Data excerpts:

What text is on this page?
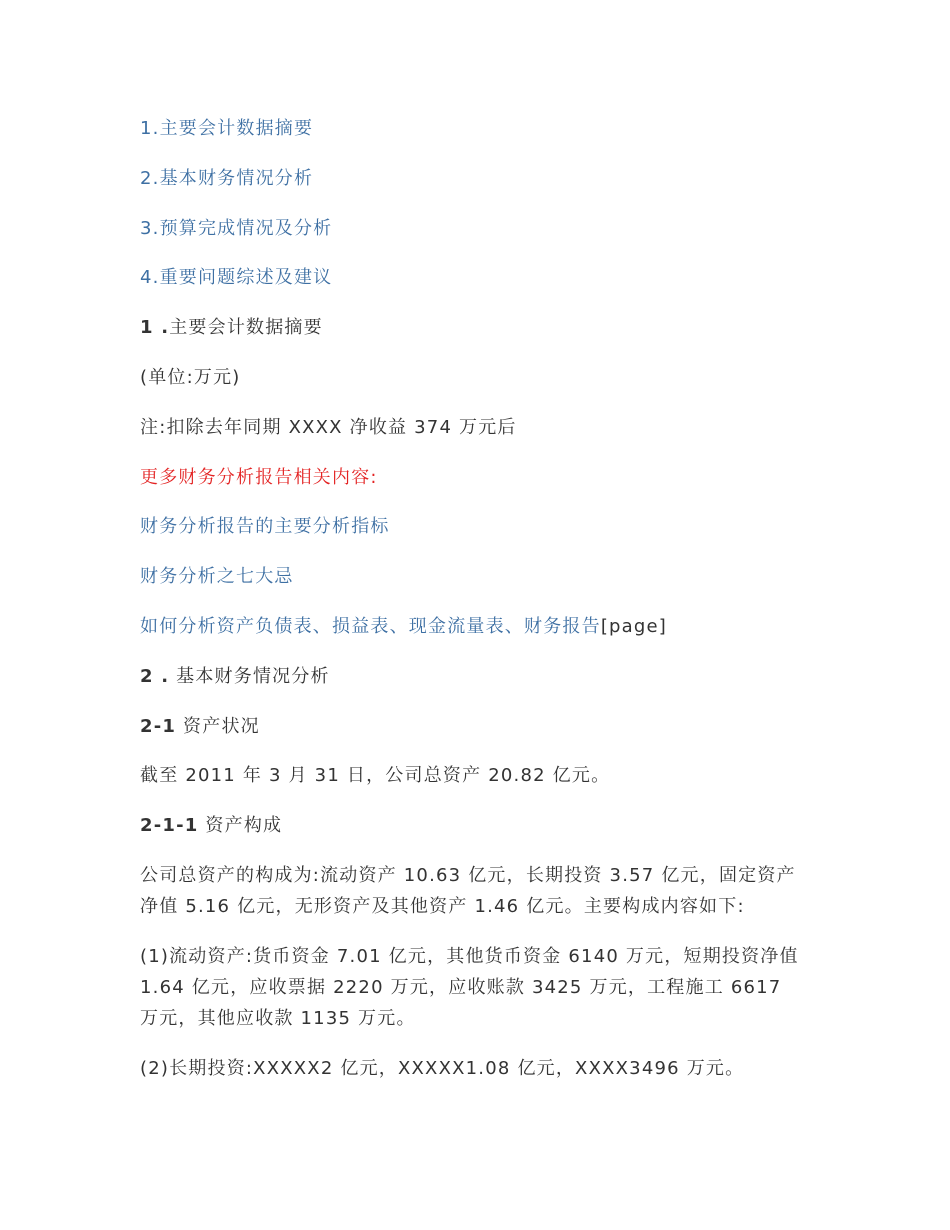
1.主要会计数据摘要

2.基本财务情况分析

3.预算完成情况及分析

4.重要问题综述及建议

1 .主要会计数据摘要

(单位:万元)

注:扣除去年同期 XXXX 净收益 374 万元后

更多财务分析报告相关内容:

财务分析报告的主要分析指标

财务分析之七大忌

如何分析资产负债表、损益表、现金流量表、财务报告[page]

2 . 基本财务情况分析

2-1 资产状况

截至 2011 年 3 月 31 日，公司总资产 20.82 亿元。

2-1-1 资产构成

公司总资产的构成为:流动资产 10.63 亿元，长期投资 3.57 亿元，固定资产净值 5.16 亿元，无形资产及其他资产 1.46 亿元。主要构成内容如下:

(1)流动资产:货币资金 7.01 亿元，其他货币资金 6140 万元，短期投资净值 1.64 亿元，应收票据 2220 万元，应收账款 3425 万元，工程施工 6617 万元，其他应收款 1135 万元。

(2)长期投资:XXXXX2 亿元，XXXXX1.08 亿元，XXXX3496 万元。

SHORT EXERCISE: Return all of the entries exactly as written, but drop any pictures they hold.

SOLUTION:
What text is on this page?
1.主要会计数据摘要

2.基本财务情况分析

3.预算完成情况及分析

4.重要问题综述及建议

1 .主要会计数据摘要

(单位:万元)

注:扣除去年同期 XXXX 净收益 374 万元后

更多财务分析报告相关内容:

财务分析报告的主要分析指标

财务分析之七大忌

如何分析资产负债表、损益表、现金流量表、财务报告[page]

2 . 基本财务情况分析

2-1 资产状况

截至 2011 年 3 月 31 日，公司总资产 20.82 亿元。

2-1-1 资产构成

公司总资产的构成为:流动资产 10.63 亿元，长期投资 3.57 亿元，固定资产净值 5.16 亿元，无形资产及其他资产 1.46 亿元。主要构成内容如下:

(1)流动资产:货币资金 7.01 亿元，其他货币资金 6140 万元，短期投资净值 1.64 亿元，应收票据 2220 万元，应收账款 3425 万元，工程施工 6617 万元，其他应收款 1135 万元。

(2)长期投资:XXXXX2 亿元，XXXXX1.08 亿元，XXXX3496 万元。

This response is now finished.